● **Stated problem**: Quote the records that follow in full, leaving the pictures out.

● **Data for this exercise**:
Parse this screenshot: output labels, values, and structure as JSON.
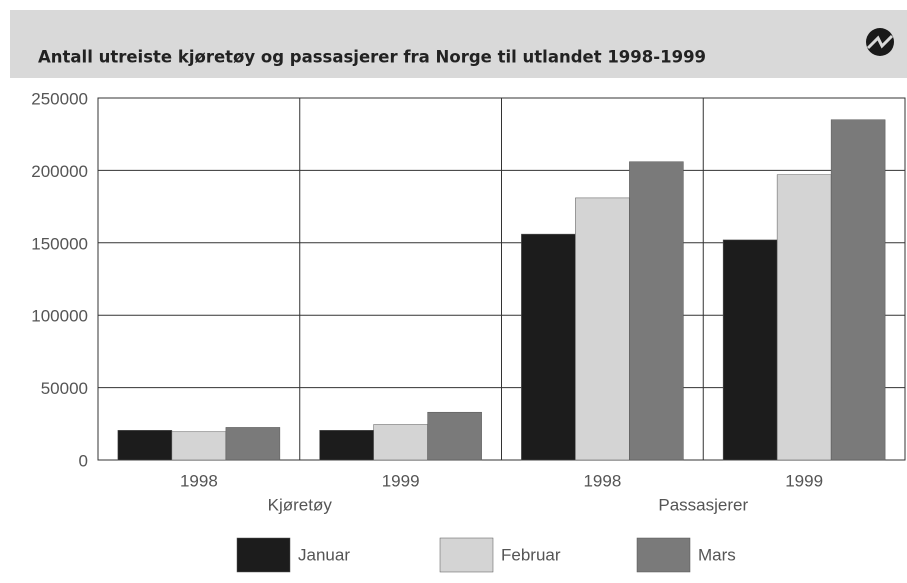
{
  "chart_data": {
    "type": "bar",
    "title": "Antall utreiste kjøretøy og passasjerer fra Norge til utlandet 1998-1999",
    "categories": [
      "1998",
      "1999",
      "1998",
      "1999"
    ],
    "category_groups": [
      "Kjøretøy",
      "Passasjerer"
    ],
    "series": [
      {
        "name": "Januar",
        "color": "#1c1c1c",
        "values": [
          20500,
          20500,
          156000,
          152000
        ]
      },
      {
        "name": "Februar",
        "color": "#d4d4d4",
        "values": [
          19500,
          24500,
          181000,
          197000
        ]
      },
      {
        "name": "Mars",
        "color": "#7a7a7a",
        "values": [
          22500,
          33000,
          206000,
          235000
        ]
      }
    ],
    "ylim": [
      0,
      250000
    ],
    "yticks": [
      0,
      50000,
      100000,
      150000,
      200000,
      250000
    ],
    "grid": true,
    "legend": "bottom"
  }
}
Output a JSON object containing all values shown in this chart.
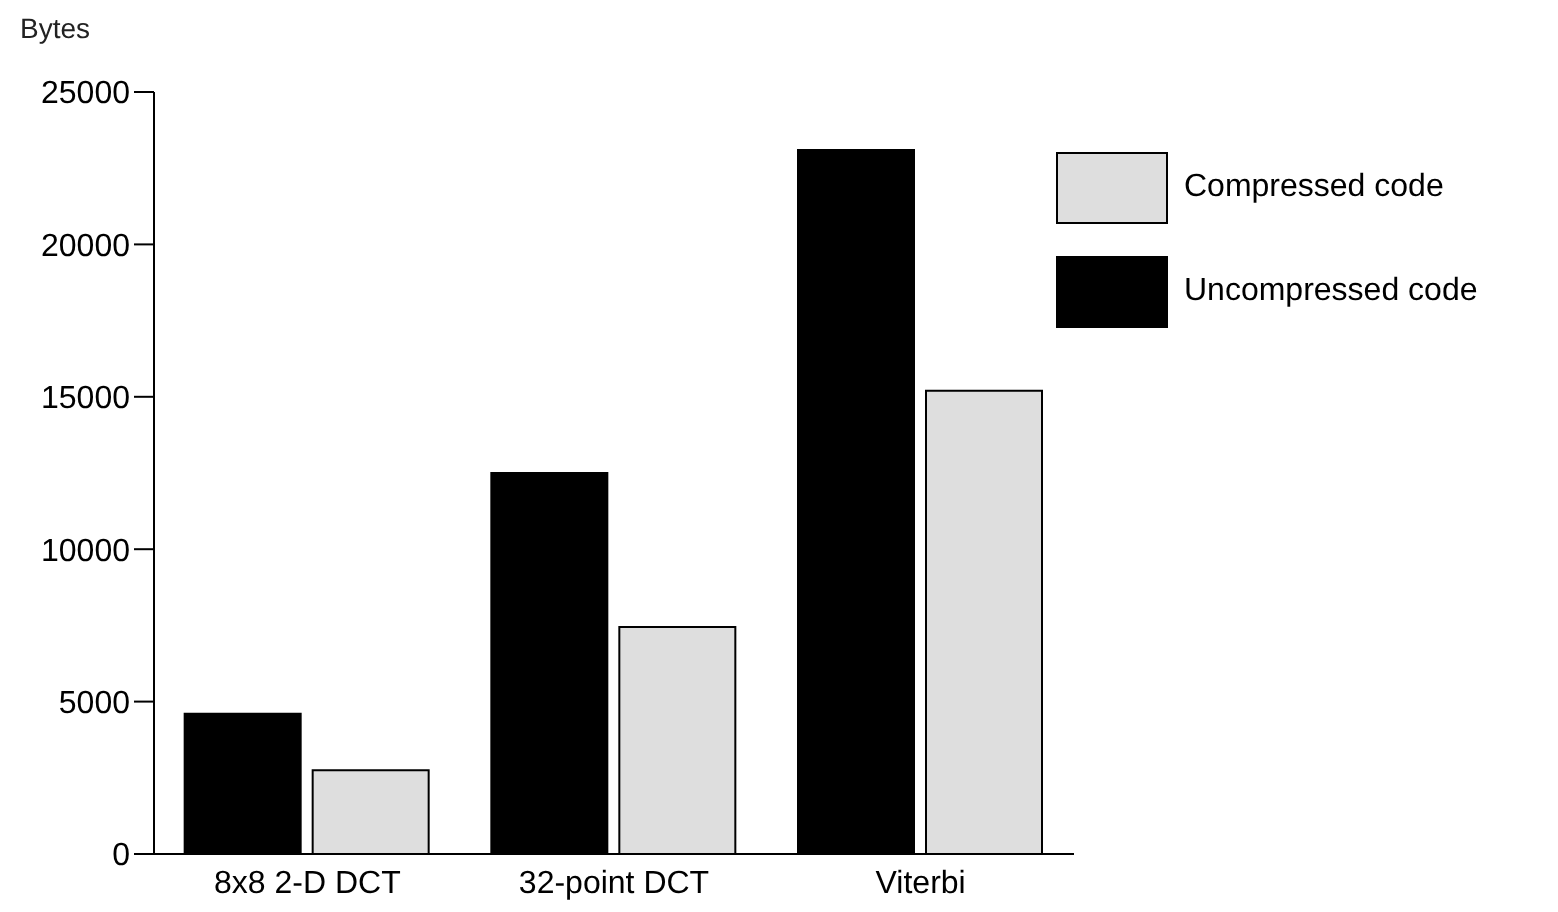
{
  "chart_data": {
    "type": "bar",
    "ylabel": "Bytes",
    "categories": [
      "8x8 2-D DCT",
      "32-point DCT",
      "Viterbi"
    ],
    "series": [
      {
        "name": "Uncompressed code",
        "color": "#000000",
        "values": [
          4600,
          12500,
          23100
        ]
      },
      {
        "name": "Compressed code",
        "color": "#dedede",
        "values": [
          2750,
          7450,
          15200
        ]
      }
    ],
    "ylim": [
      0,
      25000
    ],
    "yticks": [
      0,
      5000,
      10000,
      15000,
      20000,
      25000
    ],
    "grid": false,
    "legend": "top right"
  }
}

● **Final answer**:
Parse this screenshot: output labels, values, and structure as JSON.
{
  "chart_data": {
    "type": "bar",
    "title": "Antall utreiste kjøretøy og passasjerer fra Norge til utlandet 1998-1999",
    "categories": [
      "1998",
      "1999",
      "1998",
      "1999"
    ],
    "category_groups": [
      "Kjøretøy",
      "Passasjerer"
    ],
    "series": [
      {
        "name": "Januar",
        "color": "#1c1c1c",
        "values": [
          20500,
          20500,
          156000,
          152000
        ]
      },
      {
        "name": "Februar",
        "color": "#d4d4d4",
        "values": [
          19500,
          24500,
          181000,
          197000
        ]
      },
      {
        "name": "Mars",
        "color": "#7a7a7a",
        "values": [
          22500,
          33000,
          206000,
          235000
        ]
      }
    ],
    "ylim": [
      0,
      250000
    ],
    "yticks": [
      0,
      50000,
      100000,
      150000,
      200000,
      250000
    ],
    "grid": true,
    "legend": "bottom"
  }
}
Output a JSON object containing all values shown in this chart.
{
  "chart_data": {
    "type": "bar",
    "ylabel": "Bytes",
    "categories": [
      "8x8 2-D DCT",
      "32-point DCT",
      "Viterbi"
    ],
    "series": [
      {
        "name": "Uncompressed code",
        "color": "#000000",
        "values": [
          4600,
          12500,
          23100
        ]
      },
      {
        "name": "Compressed code",
        "color": "#dedede",
        "values": [
          2750,
          7450,
          15200
        ]
      }
    ],
    "ylim": [
      0,
      25000
    ],
    "yticks": [
      0,
      5000,
      10000,
      15000,
      20000,
      25000
    ],
    "grid": false,
    "legend": "top right"
  }
}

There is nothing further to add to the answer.